### Problem requirements:
Can you write out the whole listing exactly?

### Data to process:
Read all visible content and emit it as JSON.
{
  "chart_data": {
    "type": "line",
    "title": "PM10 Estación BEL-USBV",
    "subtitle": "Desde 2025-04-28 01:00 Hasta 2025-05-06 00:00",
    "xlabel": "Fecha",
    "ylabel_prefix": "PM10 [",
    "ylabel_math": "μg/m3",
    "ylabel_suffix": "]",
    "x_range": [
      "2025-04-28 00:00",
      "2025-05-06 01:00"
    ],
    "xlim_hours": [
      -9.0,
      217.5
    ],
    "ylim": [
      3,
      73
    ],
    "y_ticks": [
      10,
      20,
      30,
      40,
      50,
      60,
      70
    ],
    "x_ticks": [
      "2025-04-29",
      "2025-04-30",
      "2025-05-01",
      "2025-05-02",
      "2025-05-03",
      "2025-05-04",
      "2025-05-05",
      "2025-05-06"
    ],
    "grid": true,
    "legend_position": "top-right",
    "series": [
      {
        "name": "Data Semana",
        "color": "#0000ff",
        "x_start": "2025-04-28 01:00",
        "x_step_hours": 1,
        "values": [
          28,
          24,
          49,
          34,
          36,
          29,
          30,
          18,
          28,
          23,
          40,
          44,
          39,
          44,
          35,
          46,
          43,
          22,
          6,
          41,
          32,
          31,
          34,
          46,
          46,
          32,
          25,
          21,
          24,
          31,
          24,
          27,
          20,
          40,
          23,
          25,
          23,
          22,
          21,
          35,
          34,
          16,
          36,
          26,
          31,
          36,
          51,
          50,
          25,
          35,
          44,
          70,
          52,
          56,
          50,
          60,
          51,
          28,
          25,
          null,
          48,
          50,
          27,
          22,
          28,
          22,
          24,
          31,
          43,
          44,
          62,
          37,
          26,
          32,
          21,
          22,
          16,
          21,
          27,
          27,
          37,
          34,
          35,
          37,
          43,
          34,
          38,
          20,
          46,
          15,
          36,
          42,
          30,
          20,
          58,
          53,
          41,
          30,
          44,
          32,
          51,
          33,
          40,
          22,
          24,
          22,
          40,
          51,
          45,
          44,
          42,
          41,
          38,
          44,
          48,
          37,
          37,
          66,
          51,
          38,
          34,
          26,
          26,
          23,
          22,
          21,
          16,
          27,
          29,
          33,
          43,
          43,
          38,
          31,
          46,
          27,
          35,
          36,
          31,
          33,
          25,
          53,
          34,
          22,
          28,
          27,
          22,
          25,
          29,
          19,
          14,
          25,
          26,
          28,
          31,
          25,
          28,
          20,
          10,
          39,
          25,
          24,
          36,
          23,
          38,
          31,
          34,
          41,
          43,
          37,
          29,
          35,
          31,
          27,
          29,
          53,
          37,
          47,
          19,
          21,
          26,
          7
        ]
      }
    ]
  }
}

### In response:
Read all visible content and emit it as JSON.
{
  "chart_data": {
    "type": "line",
    "title": "PM10 Estación BEL-USBV",
    "subtitle": "Desde 2025-04-28 01:00 Hasta 2025-05-06 00:00",
    "xlabel": "Fecha",
    "ylabel_prefix": "PM10 [",
    "ylabel_math": "μg/m3",
    "ylabel_suffix": "]",
    "x_range": [
      "2025-04-28 00:00",
      "2025-05-06 01:00"
    ],
    "xlim_hours": [
      -9.0,
      217.5
    ],
    "ylim": [
      3,
      73
    ],
    "y_ticks": [
      10,
      20,
      30,
      40,
      50,
      60,
      70
    ],
    "x_ticks": [
      "2025-04-29",
      "2025-04-30",
      "2025-05-01",
      "2025-05-02",
      "2025-05-03",
      "2025-05-04",
      "2025-05-05",
      "2025-05-06"
    ],
    "grid": true,
    "legend_position": "top-right",
    "series": [
      {
        "name": "Data Semana",
        "color": "#0000ff",
        "x_start": "2025-04-28 01:00",
        "x_step_hours": 1,
        "values": [
          28,
          24,
          49,
          34,
          36,
          29,
          30,
          18,
          28,
          23,
          40,
          44,
          39,
          44,
          35,
          46,
          43,
          22,
          6,
          41,
          32,
          31,
          34,
          46,
          46,
          32,
          25,
          21,
          24,
          31,
          24,
          27,
          20,
          40,
          23,
          25,
          23,
          22,
          21,
          35,
          34,
          16,
          36,
          26,
          31,
          36,
          51,
          50,
          25,
          35,
          44,
          70,
          52,
          56,
          50,
          60,
          51,
          28,
          25,
          null,
          48,
          50,
          27,
          22,
          28,
          22,
          24,
          31,
          43,
          44,
          62,
          37,
          26,
          32,
          21,
          22,
          16,
          21,
          27,
          27,
          37,
          34,
          35,
          37,
          43,
          34,
          38,
          20,
          46,
          15,
          36,
          42,
          30,
          20,
          58,
          53,
          41,
          30,
          44,
          32,
          51,
          33,
          40,
          22,
          24,
          22,
          40,
          51,
          45,
          44,
          42,
          41,
          38,
          44,
          48,
          37,
          37,
          66,
          51,
          38,
          34,
          26,
          26,
          23,
          22,
          21,
          16,
          27,
          29,
          33,
          43,
          43,
          38,
          31,
          46,
          27,
          35,
          36,
          31,
          33,
          25,
          53,
          34,
          22,
          28,
          27,
          22,
          25,
          29,
          19,
          14,
          25,
          26,
          28,
          31,
          25,
          28,
          20,
          10,
          39,
          25,
          24,
          36,
          23,
          38,
          31,
          34,
          41,
          43,
          37,
          29,
          35,
          31,
          27,
          29,
          53,
          37,
          47,
          19,
          21,
          26,
          7
        ]
      }
    ]
  }
}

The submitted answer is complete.